▸ The task
Copy out, from the entries below, each line holding the string "JSON".
=====
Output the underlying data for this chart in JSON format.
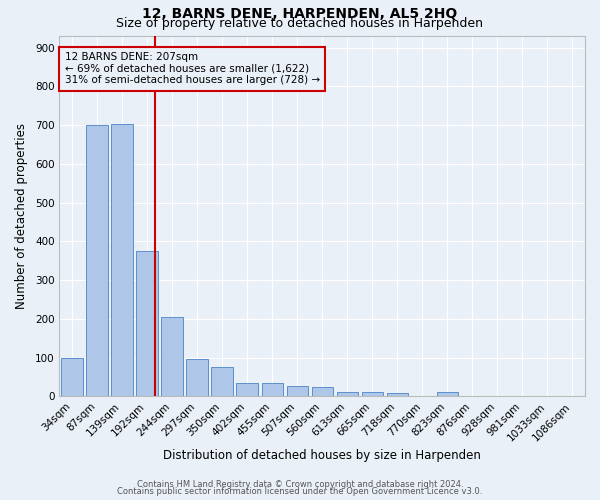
{
  "title": "12, BARNS DENE, HARPENDEN, AL5 2HQ",
  "subtitle": "Size of property relative to detached houses in Harpenden",
  "xlabel": "Distribution of detached houses by size in Harpenden",
  "ylabel": "Number of detached properties",
  "categories": [
    "34sqm",
    "87sqm",
    "139sqm",
    "192sqm",
    "244sqm",
    "297sqm",
    "350sqm",
    "402sqm",
    "455sqm",
    "507sqm",
    "560sqm",
    "613sqm",
    "665sqm",
    "718sqm",
    "770sqm",
    "823sqm",
    "876sqm",
    "928sqm",
    "981sqm",
    "1033sqm",
    "1086sqm"
  ],
  "values": [
    100,
    700,
    703,
    375,
    205,
    97,
    75,
    33,
    33,
    27,
    23,
    10,
    10,
    8,
    0,
    10,
    0,
    0,
    0,
    0,
    0
  ],
  "bar_color": "#aec6e8",
  "bar_edge_color": "#5b8fcc",
  "background_color": "#eaf0f8",
  "grid_color": "#ffffff",
  "vline_x": 3.32,
  "vline_color": "#cc0000",
  "annotation_text": "12 BARNS DENE: 207sqm\n← 69% of detached houses are smaller (1,622)\n31% of semi-detached houses are larger (728) →",
  "annotation_box_color": "#cc0000",
  "ylim": [
    0,
    930
  ],
  "yticks": [
    0,
    100,
    200,
    300,
    400,
    500,
    600,
    700,
    800,
    900
  ],
  "footnote1": "Contains HM Land Registry data © Crown copyright and database right 2024.",
  "footnote2": "Contains public sector information licensed under the Open Government Licence v3.0.",
  "title_fontsize": 10,
  "subtitle_fontsize": 9,
  "label_fontsize": 8.5,
  "tick_fontsize": 7.5,
  "annot_fontsize": 7.5
}
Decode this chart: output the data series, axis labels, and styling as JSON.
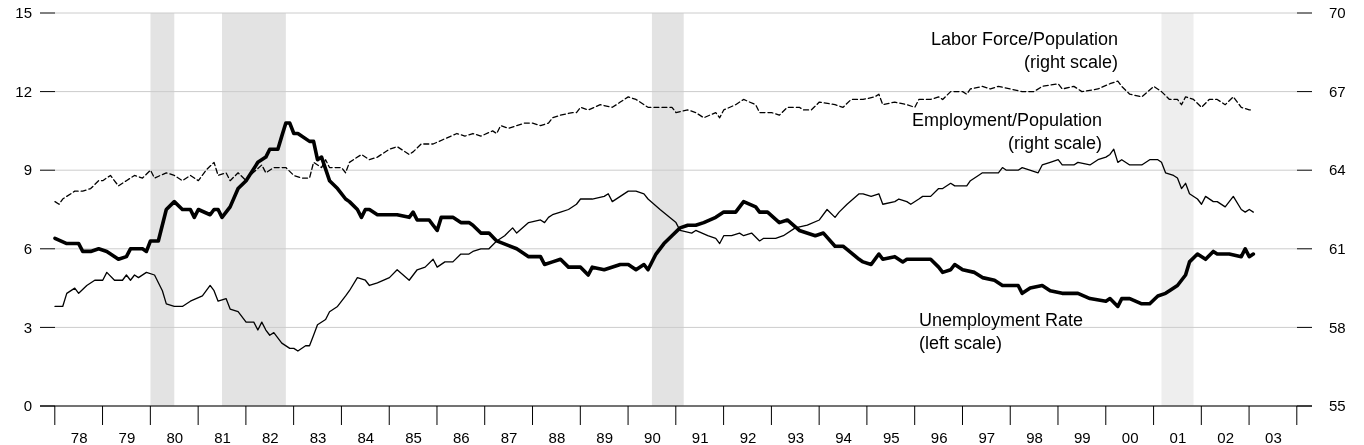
{
  "chart_data": {
    "type": "line",
    "xlim": [
      "1978-01",
      "2004-01"
    ],
    "xticks": [
      {
        "value": "1978-07",
        "label": "78"
      },
      {
        "value": "1979-07",
        "label": "79"
      },
      {
        "value": "1980-07",
        "label": "80"
      },
      {
        "value": "1981-07",
        "label": "81"
      },
      {
        "value": "1982-07",
        "label": "82"
      },
      {
        "value": "1983-07",
        "label": "83"
      },
      {
        "value": "1984-07",
        "label": "84"
      },
      {
        "value": "1985-07",
        "label": "85"
      },
      {
        "value": "1986-07",
        "label": "86"
      },
      {
        "value": "1987-07",
        "label": "87"
      },
      {
        "value": "1988-07",
        "label": "88"
      },
      {
        "value": "1989-07",
        "label": "89"
      },
      {
        "value": "1990-07",
        "label": "90"
      },
      {
        "value": "1991-07",
        "label": "91"
      },
      {
        "value": "1992-07",
        "label": "92"
      },
      {
        "value": "1993-07",
        "label": "93"
      },
      {
        "value": "1994-07",
        "label": "94"
      },
      {
        "value": "1995-07",
        "label": "95"
      },
      {
        "value": "1996-07",
        "label": "96"
      },
      {
        "value": "1997-07",
        "label": "97"
      },
      {
        "value": "1998-07",
        "label": "98"
      },
      {
        "value": "1999-07",
        "label": "99"
      },
      {
        "value": "2000-07",
        "label": "00"
      },
      {
        "value": "2001-07",
        "label": "01"
      },
      {
        "value": "2002-07",
        "label": "02"
      },
      {
        "value": "2003-07",
        "label": "03"
      }
    ],
    "ylim": [
      0,
      15
    ],
    "yticks": [
      0,
      3,
      6,
      9,
      12,
      15
    ],
    "y2lim": [
      55,
      70
    ],
    "y2ticks": [
      55,
      58,
      61,
      64,
      67,
      70
    ],
    "grid": "y",
    "bands": [
      {
        "axis": "x",
        "from": "1980-01",
        "to": "1980-07",
        "color": "#e3e3e3"
      },
      {
        "axis": "x",
        "from": "1981-07",
        "to": "1982-11",
        "color": "#e3e3e3"
      },
      {
        "axis": "x",
        "from": "1990-07",
        "to": "1991-03",
        "color": "#e3e3e3"
      },
      {
        "axis": "x",
        "from": "2001-03",
        "to": "2001-11",
        "color": "#eeeeee"
      }
    ],
    "series": [
      {
        "name": "Labor Force/Population (right scale)",
        "color": "#000000",
        "axis": "y2",
        "line_style": "dashed",
        "x": [
          "1978-01",
          "1978-02",
          "1978-03",
          "1978-06",
          "1978-08",
          "1978-10",
          "1978-12",
          "1979-01",
          "1979-03",
          "1979-05",
          "1979-07",
          "1979-09",
          "1979-11",
          "1980-01",
          "1980-02",
          "1980-05",
          "1980-07",
          "1980-09",
          "1980-11",
          "1981-01",
          "1981-03",
          "1981-05",
          "1981-06",
          "1981-08",
          "1981-09",
          "1981-11",
          "1982-01",
          "1982-02",
          "1982-05",
          "1982-06",
          "1982-08",
          "1982-11",
          "1983-01",
          "1983-03",
          "1983-05",
          "1983-06",
          "1983-08",
          "1983-09",
          "1983-10",
          "1984-01",
          "1984-02",
          "1984-03",
          "1984-06",
          "1984-08",
          "1984-10",
          "1985-01",
          "1985-03",
          "1985-06",
          "1985-07",
          "1985-09",
          "1985-12",
          "1986-03",
          "1986-06",
          "1986-08",
          "1986-10",
          "1986-12",
          "1987-03",
          "1987-04",
          "1987-05",
          "1987-07",
          "1987-09",
          "1987-11",
          "1988-01",
          "1988-03",
          "1988-05",
          "1988-06",
          "1988-08",
          "1988-11",
          "1988-12",
          "1989-01",
          "1989-03",
          "1989-06",
          "1989-09",
          "1989-11",
          "1990-01",
          "1990-03",
          "1990-06",
          "1990-09",
          "1990-12",
          "1991-01",
          "1991-04",
          "1991-06",
          "1991-08",
          "1991-11",
          "1991-12",
          "1992-01",
          "1992-04",
          "1992-06",
          "1992-09",
          "1992-10",
          "1993-01",
          "1993-03",
          "1993-05",
          "1993-08",
          "1993-09",
          "1993-11",
          "1994-01",
          "1994-05",
          "1994-07",
          "1994-09",
          "1994-12",
          "1995-03",
          "1995-04",
          "1995-05",
          "1995-08",
          "1995-11",
          "1996-01",
          "1996-02",
          "1996-05",
          "1996-07",
          "1996-08",
          "1996-10",
          "1997-01",
          "1997-02",
          "1997-03",
          "1997-06",
          "1997-08",
          "1997-10",
          "1998-01",
          "1998-04",
          "1998-07",
          "1998-09",
          "1999-01",
          "1999-02",
          "1999-05",
          "1999-07",
          "1999-11",
          "2000-02",
          "2000-04",
          "2000-05",
          "2000-07",
          "2000-10",
          "2001-01",
          "2001-03",
          "2001-05",
          "2001-07",
          "2001-08",
          "2001-09",
          "2001-11",
          "2002-01",
          "2002-03",
          "2002-05",
          "2002-07",
          "2002-09",
          "2002-11",
          "2003-01",
          "2003-02"
        ],
        "values": [
          62.8,
          62.7,
          62.9,
          63.2,
          63.2,
          63.3,
          63.6,
          63.6,
          63.8,
          63.4,
          63.6,
          63.8,
          63.7,
          64.0,
          63.7,
          63.9,
          63.8,
          63.6,
          63.8,
          63.6,
          64.0,
          64.3,
          63.8,
          63.9,
          63.6,
          63.9,
          63.6,
          63.8,
          64.2,
          63.9,
          64.1,
          64.1,
          63.8,
          63.7,
          63.7,
          64.3,
          64.1,
          64.4,
          64.1,
          64.1,
          63.9,
          64.3,
          64.6,
          64.4,
          64.5,
          64.8,
          64.9,
          64.6,
          64.7,
          65.0,
          65.0,
          65.2,
          65.4,
          65.3,
          65.4,
          65.3,
          65.5,
          65.4,
          65.7,
          65.6,
          65.7,
          65.8,
          65.8,
          65.7,
          65.8,
          66.0,
          66.1,
          66.2,
          66.2,
          66.4,
          66.3,
          66.5,
          66.4,
          66.6,
          66.8,
          66.7,
          66.4,
          66.4,
          66.4,
          66.2,
          66.3,
          66.2,
          66.0,
          66.2,
          66.0,
          66.3,
          66.5,
          66.7,
          66.5,
          66.2,
          66.2,
          66.1,
          66.4,
          66.4,
          66.3,
          66.3,
          66.6,
          66.5,
          66.4,
          66.7,
          66.7,
          66.8,
          66.9,
          66.5,
          66.6,
          66.5,
          66.4,
          66.7,
          66.7,
          66.8,
          66.7,
          67.0,
          67.0,
          66.9,
          67.1,
          67.2,
          67.1,
          67.2,
          67.1,
          67.0,
          67.0,
          67.2,
          67.3,
          67.1,
          67.2,
          67.0,
          67.1,
          67.3,
          67.4,
          67.2,
          66.9,
          66.8,
          67.2,
          67.0,
          66.7,
          66.7,
          66.5,
          66.8,
          66.7,
          66.4,
          66.7,
          66.7,
          66.5,
          66.8,
          66.4,
          66.3,
          66.3
        ]
      },
      {
        "name": "Employment/Population (right scale)",
        "color": "#000000",
        "axis": "y2",
        "line_style": "solid",
        "x": [
          "1978-01",
          "1978-03",
          "1978-04",
          "1978-06",
          "1978-07",
          "1978-09",
          "1978-11",
          "1979-01",
          "1979-02",
          "1979-04",
          "1979-06",
          "1979-07",
          "1979-08",
          "1979-09",
          "1979-10",
          "1979-12",
          "1980-02",
          "1980-04",
          "1980-05",
          "1980-07",
          "1980-09",
          "1980-11",
          "1981-02",
          "1981-04",
          "1981-05",
          "1981-06",
          "1981-08",
          "1981-09",
          "1981-11",
          "1982-01",
          "1982-03",
          "1982-04",
          "1982-05",
          "1982-06",
          "1982-07",
          "1982-08",
          "1982-10",
          "1982-12",
          "1983-01",
          "1983-02",
          "1983-04",
          "1983-05",
          "1983-06",
          "1983-07",
          "1983-09",
          "1983-10",
          "1983-12",
          "1984-02",
          "1984-03",
          "1984-05",
          "1984-07",
          "1984-08",
          "1984-10",
          "1985-01",
          "1985-03",
          "1985-06",
          "1985-08",
          "1985-10",
          "1985-12",
          "1986-01",
          "1986-03",
          "1986-05",
          "1986-07",
          "1986-09",
          "1986-10",
          "1986-12",
          "1987-02",
          "1987-04",
          "1987-06",
          "1987-08",
          "1987-09",
          "1987-12",
          "1988-03",
          "1988-04",
          "1988-05",
          "1988-06",
          "1988-08",
          "1988-10",
          "1988-12",
          "1989-01",
          "1989-04",
          "1989-07",
          "1989-08",
          "1989-09",
          "1989-11",
          "1990-01",
          "1990-03",
          "1990-05",
          "1990-06",
          "1990-09",
          "1991-01",
          "1991-02",
          "1991-05",
          "1991-06",
          "1991-09",
          "1991-11",
          "1991-12",
          "1992-01",
          "1992-03",
          "1992-05",
          "1992-06",
          "1992-08",
          "1992-10",
          "1992-11",
          "1993-02",
          "1993-04",
          "1993-07",
          "1993-10",
          "1994-01",
          "1994-03",
          "1994-05",
          "1994-06",
          "1994-08",
          "1994-11",
          "1994-12",
          "1995-02",
          "1995-04",
          "1995-05",
          "1995-08",
          "1995-09",
          "1995-11",
          "1995-12",
          "1996-02",
          "1996-03",
          "1996-05",
          "1996-07",
          "1996-08",
          "1996-10",
          "1996-11",
          "1997-02",
          "1997-03",
          "1997-05",
          "1997-06",
          "1997-10",
          "1997-11",
          "1997-12",
          "1998-03",
          "1998-04",
          "1998-08",
          "1998-09",
          "1998-11",
          "1999-01",
          "1999-02",
          "1999-05",
          "1999-06",
          "1999-09",
          "1999-11",
          "2000-01",
          "2000-02",
          "2000-03",
          "2000-04",
          "2000-05",
          "2000-07",
          "2000-10",
          "2000-12",
          "2001-02",
          "2001-03",
          "2001-04",
          "2001-06",
          "2001-07",
          "2001-08",
          "2001-09",
          "2001-10",
          "2001-12",
          "2002-01",
          "2002-02",
          "2002-04",
          "2002-05",
          "2002-07",
          "2002-09",
          "2002-11",
          "2002-12",
          "2003-01",
          "2003-02"
        ],
        "values": [
          58.8,
          58.8,
          59.3,
          59.5,
          59.3,
          59.6,
          59.8,
          59.8,
          60.1,
          59.8,
          59.8,
          60.0,
          59.8,
          60.0,
          59.9,
          60.1,
          60.0,
          59.4,
          58.9,
          58.8,
          58.8,
          59.0,
          59.2,
          59.6,
          59.4,
          59.0,
          59.1,
          58.7,
          58.6,
          58.2,
          58.2,
          57.9,
          58.2,
          57.9,
          57.7,
          57.8,
          57.4,
          57.2,
          57.2,
          57.1,
          57.3,
          57.3,
          57.7,
          58.1,
          58.3,
          58.6,
          58.8,
          59.2,
          59.4,
          59.9,
          59.8,
          59.6,
          59.7,
          59.9,
          60.2,
          59.8,
          60.2,
          60.3,
          60.6,
          60.3,
          60.5,
          60.5,
          60.8,
          60.8,
          60.9,
          61.0,
          61.0,
          61.3,
          61.5,
          61.8,
          61.6,
          62.0,
          62.1,
          62.0,
          62.2,
          62.3,
          62.4,
          62.5,
          62.7,
          62.9,
          62.9,
          63.0,
          63.1,
          62.8,
          63.0,
          63.2,
          63.2,
          63.1,
          62.9,
          62.5,
          62.0,
          61.7,
          61.6,
          61.7,
          61.5,
          61.4,
          61.2,
          61.5,
          61.5,
          61.6,
          61.5,
          61.6,
          61.3,
          61.4,
          61.4,
          61.5,
          61.8,
          61.9,
          62.1,
          62.5,
          62.2,
          62.4,
          62.7,
          63.1,
          63.1,
          63.0,
          63.1,
          62.7,
          62.8,
          62.9,
          62.8,
          62.7,
          62.9,
          63.0,
          63.0,
          63.3,
          63.3,
          63.5,
          63.4,
          63.4,
          63.6,
          63.8,
          63.9,
          63.9,
          64.1,
          64.0,
          64.0,
          64.1,
          63.9,
          64.2,
          64.3,
          64.4,
          64.2,
          64.2,
          64.3,
          64.2,
          64.4,
          64.5,
          64.6,
          64.8,
          64.3,
          64.4,
          64.2,
          64.2,
          64.4,
          64.4,
          64.3,
          63.9,
          63.8,
          63.7,
          63.3,
          63.5,
          63.1,
          62.9,
          62.7,
          63.0,
          62.8,
          62.8,
          62.6,
          63.0,
          62.5,
          62.4,
          62.5,
          62.4
        ]
      },
      {
        "name": "Unemployment Rate (left scale)",
        "color": "#000000",
        "line_style": "solid",
        "x": [
          "1978-01",
          "1978-04",
          "1978-07",
          "1978-08",
          "1978-10",
          "1978-12",
          "1979-02",
          "1979-05",
          "1979-07",
          "1979-08",
          "1979-11",
          "1979-12",
          "1980-01",
          "1980-03",
          "1980-05",
          "1980-07",
          "1980-09",
          "1980-11",
          "1980-12",
          "1981-01",
          "1981-04",
          "1981-05",
          "1981-06",
          "1981-07",
          "1981-09",
          "1981-11",
          "1982-01",
          "1982-04",
          "1982-06",
          "1982-07",
          "1982-09",
          "1982-10",
          "1982-11",
          "1982-12",
          "1983-01",
          "1983-02",
          "1983-05",
          "1983-06",
          "1983-07",
          "1983-08",
          "1983-10",
          "1983-12",
          "1984-02",
          "1984-03",
          "1984-05",
          "1984-06",
          "1984-07",
          "1984-08",
          "1984-10",
          "1985-01",
          "1985-03",
          "1985-06",
          "1985-07",
          "1985-08",
          "1985-11",
          "1985-12",
          "1986-01",
          "1986-02",
          "1986-04",
          "1986-05",
          "1986-07",
          "1986-09",
          "1986-10",
          "1986-12",
          "1987-02",
          "1987-04",
          "1987-09",
          "1987-12",
          "1988-03",
          "1988-04",
          "1988-06",
          "1988-08",
          "1988-10",
          "1989-01",
          "1989-03",
          "1989-04",
          "1989-07",
          "1989-11",
          "1990-01",
          "1990-03",
          "1990-05",
          "1990-06",
          "1990-08",
          "1990-10",
          "1990-12",
          "1991-02",
          "1991-04",
          "1991-06",
          "1991-08",
          "1991-11",
          "1992-01",
          "1992-04",
          "1992-06",
          "1992-09",
          "1992-10",
          "1992-12",
          "1993-03",
          "1993-05",
          "1993-08",
          "1993-12",
          "1994-02",
          "1994-05",
          "1994-07",
          "1994-11",
          "1994-12",
          "1995-02",
          "1995-04",
          "1995-05",
          "1995-08",
          "1995-10",
          "1995-11",
          "1996-02",
          "1996-04",
          "1996-05",
          "1996-07",
          "1996-08",
          "1996-10",
          "1996-11",
          "1997-01",
          "1997-04",
          "1997-06",
          "1997-09",
          "1997-11",
          "1998-03",
          "1998-04",
          "1998-06",
          "1998-09",
          "1998-11",
          "1999-02",
          "1999-06",
          "1999-09",
          "2000-01",
          "2000-02",
          "2000-04",
          "2000-05",
          "2000-07",
          "2000-10",
          "2000-12",
          "2001-02",
          "2001-04",
          "2001-05",
          "2001-07",
          "2001-09",
          "2001-10",
          "2001-12",
          "2002-02",
          "2002-04",
          "2002-05",
          "2002-08",
          "2002-11",
          "2002-12",
          "2003-01",
          "2003-02"
        ],
        "values": [
          6.4,
          6.2,
          6.2,
          5.9,
          5.9,
          6.0,
          5.9,
          5.6,
          5.7,
          6.0,
          6.0,
          5.9,
          6.3,
          6.3,
          7.5,
          7.8,
          7.5,
          7.5,
          7.2,
          7.5,
          7.3,
          7.5,
          7.5,
          7.2,
          7.6,
          8.3,
          8.6,
          9.3,
          9.5,
          9.8,
          9.8,
          10.3,
          10.8,
          10.8,
          10.4,
          10.4,
          10.1,
          10.1,
          9.4,
          9.5,
          8.6,
          8.3,
          7.9,
          7.8,
          7.5,
          7.2,
          7.5,
          7.5,
          7.3,
          7.3,
          7.3,
          7.2,
          7.4,
          7.1,
          7.1,
          6.9,
          6.7,
          7.2,
          7.2,
          7.2,
          7.0,
          7.0,
          6.9,
          6.6,
          6.6,
          6.3,
          6.0,
          5.7,
          5.7,
          5.4,
          5.5,
          5.6,
          5.3,
          5.3,
          5.0,
          5.3,
          5.2,
          5.4,
          5.4,
          5.2,
          5.4,
          5.2,
          5.8,
          6.2,
          6.5,
          6.8,
          6.9,
          6.9,
          7.0,
          7.2,
          7.4,
          7.4,
          7.8,
          7.6,
          7.4,
          7.4,
          7.0,
          7.1,
          6.7,
          6.5,
          6.6,
          6.1,
          6.1,
          5.6,
          5.5,
          5.4,
          5.8,
          5.6,
          5.7,
          5.5,
          5.6,
          5.6,
          5.6,
          5.6,
          5.3,
          5.1,
          5.2,
          5.4,
          5.2,
          5.1,
          4.9,
          4.8,
          4.6,
          4.6,
          4.3,
          4.5,
          4.6,
          4.4,
          4.3,
          4.3,
          4.1,
          4.0,
          4.1,
          3.8,
          4.1,
          4.1,
          3.9,
          3.9,
          4.2,
          4.3,
          4.4,
          4.6,
          5.0,
          5.5,
          5.8,
          5.6,
          5.9,
          5.8,
          5.8,
          5.7,
          6.0,
          5.7,
          5.8
        ]
      }
    ]
  }
}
=====
▸ Answer to this task
Output the underlying data for this chart in JSON format.
Decode this chart: output the data series, axis labels, and styling as JSON.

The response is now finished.